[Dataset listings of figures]
═══
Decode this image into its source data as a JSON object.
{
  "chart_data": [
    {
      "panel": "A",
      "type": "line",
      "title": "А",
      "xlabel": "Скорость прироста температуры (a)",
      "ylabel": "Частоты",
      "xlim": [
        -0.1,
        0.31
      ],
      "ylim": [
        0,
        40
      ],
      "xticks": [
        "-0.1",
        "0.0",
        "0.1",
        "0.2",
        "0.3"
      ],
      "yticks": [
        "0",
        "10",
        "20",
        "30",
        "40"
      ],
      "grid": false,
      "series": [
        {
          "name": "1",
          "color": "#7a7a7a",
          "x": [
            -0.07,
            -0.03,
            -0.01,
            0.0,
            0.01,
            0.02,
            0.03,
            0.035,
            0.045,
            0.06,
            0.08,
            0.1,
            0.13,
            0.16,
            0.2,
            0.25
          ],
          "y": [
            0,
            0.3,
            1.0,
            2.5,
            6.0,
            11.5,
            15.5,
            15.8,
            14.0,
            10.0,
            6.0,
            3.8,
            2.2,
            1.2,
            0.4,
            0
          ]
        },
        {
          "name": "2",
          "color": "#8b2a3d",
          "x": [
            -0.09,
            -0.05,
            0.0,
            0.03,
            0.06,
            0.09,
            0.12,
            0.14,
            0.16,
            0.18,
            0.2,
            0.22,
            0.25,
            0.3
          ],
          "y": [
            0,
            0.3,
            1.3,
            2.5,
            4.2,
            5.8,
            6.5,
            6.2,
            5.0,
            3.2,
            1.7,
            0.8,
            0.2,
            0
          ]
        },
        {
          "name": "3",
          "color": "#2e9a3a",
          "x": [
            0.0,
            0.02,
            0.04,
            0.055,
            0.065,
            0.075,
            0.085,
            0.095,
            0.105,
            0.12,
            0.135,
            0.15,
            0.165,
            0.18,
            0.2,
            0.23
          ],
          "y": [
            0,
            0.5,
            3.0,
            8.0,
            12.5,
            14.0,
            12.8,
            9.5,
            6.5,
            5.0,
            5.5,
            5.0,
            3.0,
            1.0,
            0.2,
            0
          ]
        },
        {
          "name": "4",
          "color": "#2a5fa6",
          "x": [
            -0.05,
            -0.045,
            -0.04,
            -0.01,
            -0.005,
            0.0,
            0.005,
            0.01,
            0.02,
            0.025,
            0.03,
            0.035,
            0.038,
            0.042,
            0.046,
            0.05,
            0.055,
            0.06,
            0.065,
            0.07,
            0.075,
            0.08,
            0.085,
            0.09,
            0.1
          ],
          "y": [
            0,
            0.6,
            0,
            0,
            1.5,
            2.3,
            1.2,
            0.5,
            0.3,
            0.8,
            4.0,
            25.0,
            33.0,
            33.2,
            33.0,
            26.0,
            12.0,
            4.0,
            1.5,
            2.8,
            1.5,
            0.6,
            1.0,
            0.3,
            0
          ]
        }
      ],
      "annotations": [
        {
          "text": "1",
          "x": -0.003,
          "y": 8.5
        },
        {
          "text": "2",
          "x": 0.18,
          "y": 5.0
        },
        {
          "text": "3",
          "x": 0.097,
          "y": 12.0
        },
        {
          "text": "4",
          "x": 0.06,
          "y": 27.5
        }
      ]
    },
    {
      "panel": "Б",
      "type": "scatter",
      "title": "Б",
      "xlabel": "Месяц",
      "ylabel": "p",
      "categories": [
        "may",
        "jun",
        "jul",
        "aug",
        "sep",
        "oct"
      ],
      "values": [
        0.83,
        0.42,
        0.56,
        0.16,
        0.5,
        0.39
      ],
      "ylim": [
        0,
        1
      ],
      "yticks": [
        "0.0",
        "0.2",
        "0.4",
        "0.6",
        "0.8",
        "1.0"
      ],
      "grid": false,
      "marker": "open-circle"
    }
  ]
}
═══
[Description of the task]:
Repeat the records above in full, character for character.

[Answer to the exercise]:
Decode this image into its source data as a JSON object.
{
  "chart_data": [
    {
      "panel": "A",
      "type": "line",
      "title": "А",
      "xlabel": "Скорость прироста температуры (a)",
      "ylabel": "Частоты",
      "xlim": [
        -0.1,
        0.31
      ],
      "ylim": [
        0,
        40
      ],
      "xticks": [
        "-0.1",
        "0.0",
        "0.1",
        "0.2",
        "0.3"
      ],
      "yticks": [
        "0",
        "10",
        "20",
        "30",
        "40"
      ],
      "grid": false,
      "series": [
        {
          "name": "1",
          "color": "#7a7a7a",
          "x": [
            -0.07,
            -0.03,
            -0.01,
            0.0,
            0.01,
            0.02,
            0.03,
            0.035,
            0.045,
            0.06,
            0.08,
            0.1,
            0.13,
            0.16,
            0.2,
            0.25
          ],
          "y": [
            0,
            0.3,
            1.0,
            2.5,
            6.0,
            11.5,
            15.5,
            15.8,
            14.0,
            10.0,
            6.0,
            3.8,
            2.2,
            1.2,
            0.4,
            0
          ]
        },
        {
          "name": "2",
          "color": "#8b2a3d",
          "x": [
            -0.09,
            -0.05,
            0.0,
            0.03,
            0.06,
            0.09,
            0.12,
            0.14,
            0.16,
            0.18,
            0.2,
            0.22,
            0.25,
            0.3
          ],
          "y": [
            0,
            0.3,
            1.3,
            2.5,
            4.2,
            5.8,
            6.5,
            6.2,
            5.0,
            3.2,
            1.7,
            0.8,
            0.2,
            0
          ]
        },
        {
          "name": "3",
          "color": "#2e9a3a",
          "x": [
            0.0,
            0.02,
            0.04,
            0.055,
            0.065,
            0.075,
            0.085,
            0.095,
            0.105,
            0.12,
            0.135,
            0.15,
            0.165,
            0.18,
            0.2,
            0.23
          ],
          "y": [
            0,
            0.5,
            3.0,
            8.0,
            12.5,
            14.0,
            12.8,
            9.5,
            6.5,
            5.0,
            5.5,
            5.0,
            3.0,
            1.0,
            0.2,
            0
          ]
        },
        {
          "name": "4",
          "color": "#2a5fa6",
          "x": [
            -0.05,
            -0.045,
            -0.04,
            -0.01,
            -0.005,
            0.0,
            0.005,
            0.01,
            0.02,
            0.025,
            0.03,
            0.035,
            0.038,
            0.042,
            0.046,
            0.05,
            0.055,
            0.06,
            0.065,
            0.07,
            0.075,
            0.08,
            0.085,
            0.09,
            0.1
          ],
          "y": [
            0,
            0.6,
            0,
            0,
            1.5,
            2.3,
            1.2,
            0.5,
            0.3,
            0.8,
            4.0,
            25.0,
            33.0,
            33.2,
            33.0,
            26.0,
            12.0,
            4.0,
            1.5,
            2.8,
            1.5,
            0.6,
            1.0,
            0.3,
            0
          ]
        }
      ],
      "annotations": [
        {
          "text": "1",
          "x": -0.003,
          "y": 8.5
        },
        {
          "text": "2",
          "x": 0.18,
          "y": 5.0
        },
        {
          "text": "3",
          "x": 0.097,
          "y": 12.0
        },
        {
          "text": "4",
          "x": 0.06,
          "y": 27.5
        }
      ]
    },
    {
      "panel": "Б",
      "type": "scatter",
      "title": "Б",
      "xlabel": "Месяц",
      "ylabel": "p",
      "categories": [
        "may",
        "jun",
        "jul",
        "aug",
        "sep",
        "oct"
      ],
      "values": [
        0.83,
        0.42,
        0.56,
        0.16,
        0.5,
        0.39
      ],
      "ylim": [
        0,
        1
      ],
      "yticks": [
        "0.0",
        "0.2",
        "0.4",
        "0.6",
        "0.8",
        "1.0"
      ],
      "grid": false,
      "marker": "open-circle"
    }
  ]
}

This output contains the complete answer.